> _TASK STATEMENT_: Scan the listing below and copy every line holding "Citrate".

> _EXERCISE MATERIAL_:
===

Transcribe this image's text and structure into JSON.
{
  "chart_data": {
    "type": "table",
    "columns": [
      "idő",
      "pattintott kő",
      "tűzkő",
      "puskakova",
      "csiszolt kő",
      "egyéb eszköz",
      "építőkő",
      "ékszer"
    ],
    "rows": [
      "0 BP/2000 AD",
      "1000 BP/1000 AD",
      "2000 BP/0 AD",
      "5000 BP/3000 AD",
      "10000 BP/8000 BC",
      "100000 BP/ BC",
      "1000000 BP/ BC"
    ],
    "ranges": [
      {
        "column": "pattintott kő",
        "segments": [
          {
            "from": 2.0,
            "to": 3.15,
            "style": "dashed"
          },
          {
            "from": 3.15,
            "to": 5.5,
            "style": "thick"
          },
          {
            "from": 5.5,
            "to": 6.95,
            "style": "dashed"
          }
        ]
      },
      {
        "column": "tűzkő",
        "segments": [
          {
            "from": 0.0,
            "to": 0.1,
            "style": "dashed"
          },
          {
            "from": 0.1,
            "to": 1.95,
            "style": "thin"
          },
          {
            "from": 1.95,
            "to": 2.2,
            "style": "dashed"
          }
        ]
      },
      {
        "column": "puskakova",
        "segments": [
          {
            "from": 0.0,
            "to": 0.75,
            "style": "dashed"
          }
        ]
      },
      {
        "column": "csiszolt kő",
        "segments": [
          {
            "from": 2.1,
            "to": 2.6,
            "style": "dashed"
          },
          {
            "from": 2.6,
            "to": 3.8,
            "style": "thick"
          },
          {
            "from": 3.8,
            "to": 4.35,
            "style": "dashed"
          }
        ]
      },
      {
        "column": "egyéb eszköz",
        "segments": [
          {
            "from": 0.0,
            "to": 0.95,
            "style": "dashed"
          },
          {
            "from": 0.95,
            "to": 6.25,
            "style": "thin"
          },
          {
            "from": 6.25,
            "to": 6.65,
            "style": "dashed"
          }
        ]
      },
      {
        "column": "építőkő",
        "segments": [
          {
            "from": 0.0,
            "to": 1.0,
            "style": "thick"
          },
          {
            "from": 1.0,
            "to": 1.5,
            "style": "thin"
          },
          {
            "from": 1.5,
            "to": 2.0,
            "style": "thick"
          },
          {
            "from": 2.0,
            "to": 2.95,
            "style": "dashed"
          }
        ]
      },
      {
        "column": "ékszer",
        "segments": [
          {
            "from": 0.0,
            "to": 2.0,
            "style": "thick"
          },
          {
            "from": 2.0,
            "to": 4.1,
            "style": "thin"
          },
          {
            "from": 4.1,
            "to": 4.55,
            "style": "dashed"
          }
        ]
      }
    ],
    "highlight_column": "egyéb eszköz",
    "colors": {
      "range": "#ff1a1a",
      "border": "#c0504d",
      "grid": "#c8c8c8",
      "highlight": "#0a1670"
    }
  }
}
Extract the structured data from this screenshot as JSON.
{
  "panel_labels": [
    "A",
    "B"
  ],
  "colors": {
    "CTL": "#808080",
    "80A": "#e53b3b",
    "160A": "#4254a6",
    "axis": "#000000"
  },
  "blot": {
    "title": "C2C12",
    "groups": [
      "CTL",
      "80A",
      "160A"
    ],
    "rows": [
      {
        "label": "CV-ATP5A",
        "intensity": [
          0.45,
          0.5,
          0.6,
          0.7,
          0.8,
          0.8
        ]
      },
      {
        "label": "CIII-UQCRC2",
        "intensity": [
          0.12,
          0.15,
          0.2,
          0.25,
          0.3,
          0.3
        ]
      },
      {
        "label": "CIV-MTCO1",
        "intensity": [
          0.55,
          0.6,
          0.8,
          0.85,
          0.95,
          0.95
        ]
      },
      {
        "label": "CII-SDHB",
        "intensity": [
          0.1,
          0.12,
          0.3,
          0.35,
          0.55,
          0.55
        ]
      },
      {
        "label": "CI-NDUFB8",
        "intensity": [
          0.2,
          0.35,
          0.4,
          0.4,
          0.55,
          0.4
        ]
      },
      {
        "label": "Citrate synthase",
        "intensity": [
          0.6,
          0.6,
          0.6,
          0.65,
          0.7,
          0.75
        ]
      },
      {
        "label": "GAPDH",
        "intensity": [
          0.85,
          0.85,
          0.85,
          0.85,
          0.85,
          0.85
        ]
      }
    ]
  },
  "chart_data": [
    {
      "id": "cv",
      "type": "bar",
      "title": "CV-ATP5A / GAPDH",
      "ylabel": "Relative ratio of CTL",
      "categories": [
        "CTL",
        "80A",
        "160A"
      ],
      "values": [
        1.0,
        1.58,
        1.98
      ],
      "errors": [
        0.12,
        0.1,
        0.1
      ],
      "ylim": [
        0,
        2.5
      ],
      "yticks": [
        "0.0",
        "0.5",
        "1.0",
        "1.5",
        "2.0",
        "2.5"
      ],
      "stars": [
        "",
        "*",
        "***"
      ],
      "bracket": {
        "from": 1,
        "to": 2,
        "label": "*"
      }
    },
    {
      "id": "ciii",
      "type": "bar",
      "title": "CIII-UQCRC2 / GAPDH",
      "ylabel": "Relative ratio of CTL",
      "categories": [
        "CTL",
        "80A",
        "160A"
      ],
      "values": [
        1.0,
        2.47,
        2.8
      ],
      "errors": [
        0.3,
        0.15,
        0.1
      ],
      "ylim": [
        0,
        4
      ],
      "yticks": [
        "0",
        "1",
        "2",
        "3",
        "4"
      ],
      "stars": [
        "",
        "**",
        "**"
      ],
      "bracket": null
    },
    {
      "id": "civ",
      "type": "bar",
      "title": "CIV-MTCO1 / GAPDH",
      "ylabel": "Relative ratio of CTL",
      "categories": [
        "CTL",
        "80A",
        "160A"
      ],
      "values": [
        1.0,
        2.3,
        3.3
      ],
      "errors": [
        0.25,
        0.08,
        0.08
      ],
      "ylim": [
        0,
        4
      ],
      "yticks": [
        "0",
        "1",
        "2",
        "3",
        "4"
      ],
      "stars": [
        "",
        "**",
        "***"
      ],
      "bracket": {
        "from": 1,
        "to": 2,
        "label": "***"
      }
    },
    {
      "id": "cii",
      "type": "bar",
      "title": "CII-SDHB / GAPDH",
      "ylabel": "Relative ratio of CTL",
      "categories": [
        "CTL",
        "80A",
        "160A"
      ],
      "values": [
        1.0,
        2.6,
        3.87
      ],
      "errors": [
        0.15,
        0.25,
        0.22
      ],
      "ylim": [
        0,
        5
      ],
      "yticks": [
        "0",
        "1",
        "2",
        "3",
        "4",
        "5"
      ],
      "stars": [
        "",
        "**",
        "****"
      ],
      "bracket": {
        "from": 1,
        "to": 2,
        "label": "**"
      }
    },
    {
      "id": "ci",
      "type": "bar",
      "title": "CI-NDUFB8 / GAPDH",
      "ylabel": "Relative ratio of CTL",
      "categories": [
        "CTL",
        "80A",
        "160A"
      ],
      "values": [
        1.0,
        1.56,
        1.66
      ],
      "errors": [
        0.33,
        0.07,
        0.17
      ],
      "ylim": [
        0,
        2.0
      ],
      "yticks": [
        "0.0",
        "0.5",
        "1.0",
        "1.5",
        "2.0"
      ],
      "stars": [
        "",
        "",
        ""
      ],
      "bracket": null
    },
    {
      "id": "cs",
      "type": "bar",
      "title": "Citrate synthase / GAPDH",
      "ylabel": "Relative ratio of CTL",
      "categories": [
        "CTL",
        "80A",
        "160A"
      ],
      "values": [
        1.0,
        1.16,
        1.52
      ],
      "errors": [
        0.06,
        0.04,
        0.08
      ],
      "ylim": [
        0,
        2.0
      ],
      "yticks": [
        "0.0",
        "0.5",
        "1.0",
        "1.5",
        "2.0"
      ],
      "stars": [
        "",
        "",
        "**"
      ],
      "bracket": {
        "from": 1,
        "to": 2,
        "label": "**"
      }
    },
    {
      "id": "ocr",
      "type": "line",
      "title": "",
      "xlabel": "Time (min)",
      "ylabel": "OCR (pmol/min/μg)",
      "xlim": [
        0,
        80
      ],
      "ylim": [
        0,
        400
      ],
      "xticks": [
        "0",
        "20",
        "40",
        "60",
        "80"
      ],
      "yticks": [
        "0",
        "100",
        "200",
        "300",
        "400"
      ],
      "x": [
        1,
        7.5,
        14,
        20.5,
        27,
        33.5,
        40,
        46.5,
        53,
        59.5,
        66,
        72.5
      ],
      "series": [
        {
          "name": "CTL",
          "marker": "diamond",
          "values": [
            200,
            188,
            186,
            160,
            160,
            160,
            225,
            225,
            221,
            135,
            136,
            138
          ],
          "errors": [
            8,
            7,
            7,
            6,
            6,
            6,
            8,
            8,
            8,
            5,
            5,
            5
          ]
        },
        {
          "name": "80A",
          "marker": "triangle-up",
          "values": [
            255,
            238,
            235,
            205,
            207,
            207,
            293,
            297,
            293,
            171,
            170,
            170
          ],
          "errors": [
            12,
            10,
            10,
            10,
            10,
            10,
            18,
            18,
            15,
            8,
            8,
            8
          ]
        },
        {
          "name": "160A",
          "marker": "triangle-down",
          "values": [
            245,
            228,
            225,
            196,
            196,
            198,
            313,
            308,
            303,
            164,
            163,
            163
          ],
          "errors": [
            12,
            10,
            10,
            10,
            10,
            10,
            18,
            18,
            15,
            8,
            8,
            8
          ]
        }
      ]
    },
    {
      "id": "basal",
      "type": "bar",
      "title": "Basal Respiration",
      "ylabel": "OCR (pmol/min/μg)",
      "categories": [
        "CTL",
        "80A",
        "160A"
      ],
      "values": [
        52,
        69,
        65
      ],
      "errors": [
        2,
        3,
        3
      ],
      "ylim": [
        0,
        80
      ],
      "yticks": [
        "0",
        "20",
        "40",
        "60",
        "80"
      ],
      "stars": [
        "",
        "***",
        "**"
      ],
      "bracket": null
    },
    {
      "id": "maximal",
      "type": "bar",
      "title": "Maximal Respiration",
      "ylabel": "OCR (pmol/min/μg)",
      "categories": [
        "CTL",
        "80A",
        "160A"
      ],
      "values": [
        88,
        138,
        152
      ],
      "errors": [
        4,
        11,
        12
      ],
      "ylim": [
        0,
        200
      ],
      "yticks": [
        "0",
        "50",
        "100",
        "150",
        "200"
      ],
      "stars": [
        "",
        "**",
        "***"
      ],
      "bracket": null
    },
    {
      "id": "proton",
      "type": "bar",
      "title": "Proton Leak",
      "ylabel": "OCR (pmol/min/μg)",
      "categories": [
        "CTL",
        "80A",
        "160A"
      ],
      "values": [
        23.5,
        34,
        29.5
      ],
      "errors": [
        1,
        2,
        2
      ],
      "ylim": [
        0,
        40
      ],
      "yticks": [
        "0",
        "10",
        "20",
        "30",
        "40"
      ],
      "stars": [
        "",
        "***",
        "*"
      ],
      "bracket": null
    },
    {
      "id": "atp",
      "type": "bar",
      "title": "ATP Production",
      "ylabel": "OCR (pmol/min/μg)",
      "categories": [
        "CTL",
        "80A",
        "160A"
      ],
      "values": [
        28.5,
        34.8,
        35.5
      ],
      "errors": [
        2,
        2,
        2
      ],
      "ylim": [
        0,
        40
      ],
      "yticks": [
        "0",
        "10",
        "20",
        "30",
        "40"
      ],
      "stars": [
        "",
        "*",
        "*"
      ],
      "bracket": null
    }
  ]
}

===

> _FINISHED TASK_:
        "label": "Citrate synthase",
      "title": "Citrate synthase / GAPDH",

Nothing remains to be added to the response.